## Start Listed records

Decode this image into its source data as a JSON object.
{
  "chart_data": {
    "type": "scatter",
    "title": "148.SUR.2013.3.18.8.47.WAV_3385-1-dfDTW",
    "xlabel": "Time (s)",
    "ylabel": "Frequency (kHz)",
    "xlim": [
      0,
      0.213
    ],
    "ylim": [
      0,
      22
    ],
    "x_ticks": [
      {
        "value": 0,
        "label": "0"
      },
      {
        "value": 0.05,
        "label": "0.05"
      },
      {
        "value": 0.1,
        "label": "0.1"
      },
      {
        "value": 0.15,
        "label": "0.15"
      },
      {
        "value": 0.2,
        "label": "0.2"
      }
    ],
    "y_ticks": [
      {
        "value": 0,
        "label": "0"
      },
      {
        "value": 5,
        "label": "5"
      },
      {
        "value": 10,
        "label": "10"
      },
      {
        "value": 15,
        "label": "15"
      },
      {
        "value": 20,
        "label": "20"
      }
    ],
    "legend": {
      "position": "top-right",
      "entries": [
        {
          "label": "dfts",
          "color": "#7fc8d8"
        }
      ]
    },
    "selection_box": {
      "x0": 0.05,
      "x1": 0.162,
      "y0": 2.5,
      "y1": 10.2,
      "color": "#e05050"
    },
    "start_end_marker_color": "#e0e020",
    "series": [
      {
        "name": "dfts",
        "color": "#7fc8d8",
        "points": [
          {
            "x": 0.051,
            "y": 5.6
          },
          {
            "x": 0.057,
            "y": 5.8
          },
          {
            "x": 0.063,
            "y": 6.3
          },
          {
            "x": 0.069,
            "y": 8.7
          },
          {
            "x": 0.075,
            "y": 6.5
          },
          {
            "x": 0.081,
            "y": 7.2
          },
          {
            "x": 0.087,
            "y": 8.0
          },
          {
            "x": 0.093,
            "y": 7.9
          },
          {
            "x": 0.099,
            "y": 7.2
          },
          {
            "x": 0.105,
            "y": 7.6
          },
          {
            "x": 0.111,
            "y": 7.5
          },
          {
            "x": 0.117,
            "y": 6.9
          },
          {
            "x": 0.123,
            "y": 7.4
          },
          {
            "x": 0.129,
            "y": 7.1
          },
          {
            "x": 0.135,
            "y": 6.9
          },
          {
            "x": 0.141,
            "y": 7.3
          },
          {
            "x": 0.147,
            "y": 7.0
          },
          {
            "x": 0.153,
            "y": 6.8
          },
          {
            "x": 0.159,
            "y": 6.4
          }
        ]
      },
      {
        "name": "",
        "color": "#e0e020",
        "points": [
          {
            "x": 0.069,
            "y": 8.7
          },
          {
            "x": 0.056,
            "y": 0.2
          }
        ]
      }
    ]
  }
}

## End Listed records

• [Task directions] Return the listing above word for word.

• [Written solution]
Decode this image into its source data as a JSON object.
{
  "chart_data": {
    "type": "scatter",
    "title": "148.SUR.2013.3.18.8.47.WAV_3385-1-dfDTW",
    "xlabel": "Time (s)",
    "ylabel": "Frequency (kHz)",
    "xlim": [
      0,
      0.213
    ],
    "ylim": [
      0,
      22
    ],
    "x_ticks": [
      {
        "value": 0,
        "label": "0"
      },
      {
        "value": 0.05,
        "label": "0.05"
      },
      {
        "value": 0.1,
        "label": "0.1"
      },
      {
        "value": 0.15,
        "label": "0.15"
      },
      {
        "value": 0.2,
        "label": "0.2"
      }
    ],
    "y_ticks": [
      {
        "value": 0,
        "label": "0"
      },
      {
        "value": 5,
        "label": "5"
      },
      {
        "value": 10,
        "label": "10"
      },
      {
        "value": 15,
        "label": "15"
      },
      {
        "value": 20,
        "label": "20"
      }
    ],
    "legend": {
      "position": "top-right",
      "entries": [
        {
          "label": "dfts",
          "color": "#7fc8d8"
        }
      ]
    },
    "selection_box": {
      "x0": 0.05,
      "x1": 0.162,
      "y0": 2.5,
      "y1": 10.2,
      "color": "#e05050"
    },
    "start_end_marker_color": "#e0e020",
    "series": [
      {
        "name": "dfts",
        "color": "#7fc8d8",
        "points": [
          {
            "x": 0.051,
            "y": 5.6
          },
          {
            "x": 0.057,
            "y": 5.8
          },
          {
            "x": 0.063,
            "y": 6.3
          },
          {
            "x": 0.069,
            "y": 8.7
          },
          {
            "x": 0.075,
            "y": 6.5
          },
          {
            "x": 0.081,
            "y": 7.2
          },
          {
            "x": 0.087,
            "y": 8.0
          },
          {
            "x": 0.093,
            "y": 7.9
          },
          {
            "x": 0.099,
            "y": 7.2
          },
          {
            "x": 0.105,
            "y": 7.6
          },
          {
            "x": 0.111,
            "y": 7.5
          },
          {
            "x": 0.117,
            "y": 6.9
          },
          {
            "x": 0.123,
            "y": 7.4
          },
          {
            "x": 0.129,
            "y": 7.1
          },
          {
            "x": 0.135,
            "y": 6.9
          },
          {
            "x": 0.141,
            "y": 7.3
          },
          {
            "x": 0.147,
            "y": 7.0
          },
          {
            "x": 0.153,
            "y": 6.8
          },
          {
            "x": 0.159,
            "y": 6.4
          }
        ]
      },
      {
        "name": "",
        "color": "#e0e020",
        "points": [
          {
            "x": 0.069,
            "y": 8.7
          },
          {
            "x": 0.056,
            "y": 0.2
          }
        ]
      }
    ]
  }
}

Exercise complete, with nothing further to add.